> **WHAT NEEDS TO BE DONE**:
All of the material below is to be repeated exactly.

###

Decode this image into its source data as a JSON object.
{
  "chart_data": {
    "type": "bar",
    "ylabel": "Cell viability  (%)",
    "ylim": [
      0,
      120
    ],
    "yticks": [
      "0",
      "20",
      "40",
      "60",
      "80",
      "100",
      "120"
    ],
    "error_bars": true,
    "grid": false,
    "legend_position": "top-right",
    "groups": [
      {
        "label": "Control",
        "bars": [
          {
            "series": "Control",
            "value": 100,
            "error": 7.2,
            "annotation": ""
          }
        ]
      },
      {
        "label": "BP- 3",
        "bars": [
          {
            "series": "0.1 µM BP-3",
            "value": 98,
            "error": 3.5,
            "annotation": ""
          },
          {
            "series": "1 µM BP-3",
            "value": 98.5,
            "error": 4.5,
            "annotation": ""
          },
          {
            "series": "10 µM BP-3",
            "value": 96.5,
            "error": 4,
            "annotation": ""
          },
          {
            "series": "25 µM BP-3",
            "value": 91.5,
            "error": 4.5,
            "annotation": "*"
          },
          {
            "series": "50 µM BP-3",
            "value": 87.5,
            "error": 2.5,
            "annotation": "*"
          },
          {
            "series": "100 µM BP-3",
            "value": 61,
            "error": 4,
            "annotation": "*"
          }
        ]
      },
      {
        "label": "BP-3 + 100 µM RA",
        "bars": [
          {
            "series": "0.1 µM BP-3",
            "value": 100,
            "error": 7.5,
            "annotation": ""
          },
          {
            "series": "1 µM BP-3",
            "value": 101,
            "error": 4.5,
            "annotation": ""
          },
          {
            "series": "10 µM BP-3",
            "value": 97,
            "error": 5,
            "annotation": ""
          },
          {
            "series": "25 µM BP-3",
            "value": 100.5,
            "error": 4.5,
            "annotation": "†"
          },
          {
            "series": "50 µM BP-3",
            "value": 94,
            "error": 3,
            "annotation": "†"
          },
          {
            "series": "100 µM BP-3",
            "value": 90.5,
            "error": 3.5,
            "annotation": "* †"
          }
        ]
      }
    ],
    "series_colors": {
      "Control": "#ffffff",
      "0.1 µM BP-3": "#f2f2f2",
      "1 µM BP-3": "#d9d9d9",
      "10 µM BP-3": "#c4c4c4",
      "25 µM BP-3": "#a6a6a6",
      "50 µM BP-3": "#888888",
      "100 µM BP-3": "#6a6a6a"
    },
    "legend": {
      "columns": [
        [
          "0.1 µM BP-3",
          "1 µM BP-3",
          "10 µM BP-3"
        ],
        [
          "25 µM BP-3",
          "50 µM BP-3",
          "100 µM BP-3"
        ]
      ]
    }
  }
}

###

> **COMPLETE RESPONSE**:
Decode this image into its source data as a JSON object.
{
  "chart_data": {
    "type": "bar",
    "ylabel": "Cell viability  (%)",
    "ylim": [
      0,
      120
    ],
    "yticks": [
      "0",
      "20",
      "40",
      "60",
      "80",
      "100",
      "120"
    ],
    "error_bars": true,
    "grid": false,
    "legend_position": "top-right",
    "groups": [
      {
        "label": "Control",
        "bars": [
          {
            "series": "Control",
            "value": 100,
            "error": 7.2,
            "annotation": ""
          }
        ]
      },
      {
        "label": "BP- 3",
        "bars": [
          {
            "series": "0.1 µM BP-3",
            "value": 98,
            "error": 3.5,
            "annotation": ""
          },
          {
            "series": "1 µM BP-3",
            "value": 98.5,
            "error": 4.5,
            "annotation": ""
          },
          {
            "series": "10 µM BP-3",
            "value": 96.5,
            "error": 4,
            "annotation": ""
          },
          {
            "series": "25 µM BP-3",
            "value": 91.5,
            "error": 4.5,
            "annotation": "*"
          },
          {
            "series": "50 µM BP-3",
            "value": 87.5,
            "error": 2.5,
            "annotation": "*"
          },
          {
            "series": "100 µM BP-3",
            "value": 61,
            "error": 4,
            "annotation": "*"
          }
        ]
      },
      {
        "label": "BP-3 + 100 µM RA",
        "bars": [
          {
            "series": "0.1 µM BP-3",
            "value": 100,
            "error": 7.5,
            "annotation": ""
          },
          {
            "series": "1 µM BP-3",
            "value": 101,
            "error": 4.5,
            "annotation": ""
          },
          {
            "series": "10 µM BP-3",
            "value": 97,
            "error": 5,
            "annotation": ""
          },
          {
            "series": "25 µM BP-3",
            "value": 100.5,
            "error": 4.5,
            "annotation": "†"
          },
          {
            "series": "50 µM BP-3",
            "value": 94,
            "error": 3,
            "annotation": "†"
          },
          {
            "series": "100 µM BP-3",
            "value": 90.5,
            "error": 3.5,
            "annotation": "* †"
          }
        ]
      }
    ],
    "series_colors": {
      "Control": "#ffffff",
      "0.1 µM BP-3": "#f2f2f2",
      "1 µM BP-3": "#d9d9d9",
      "10 µM BP-3": "#c4c4c4",
      "25 µM BP-3": "#a6a6a6",
      "50 µM BP-3": "#888888",
      "100 µM BP-3": "#6a6a6a"
    },
    "legend": {
      "columns": [
        [
          "0.1 µM BP-3",
          "1 µM BP-3",
          "10 µM BP-3"
        ],
        [
          "25 µM BP-3",
          "50 µM BP-3",
          "100 µM BP-3"
        ]
      ]
    }
  }
}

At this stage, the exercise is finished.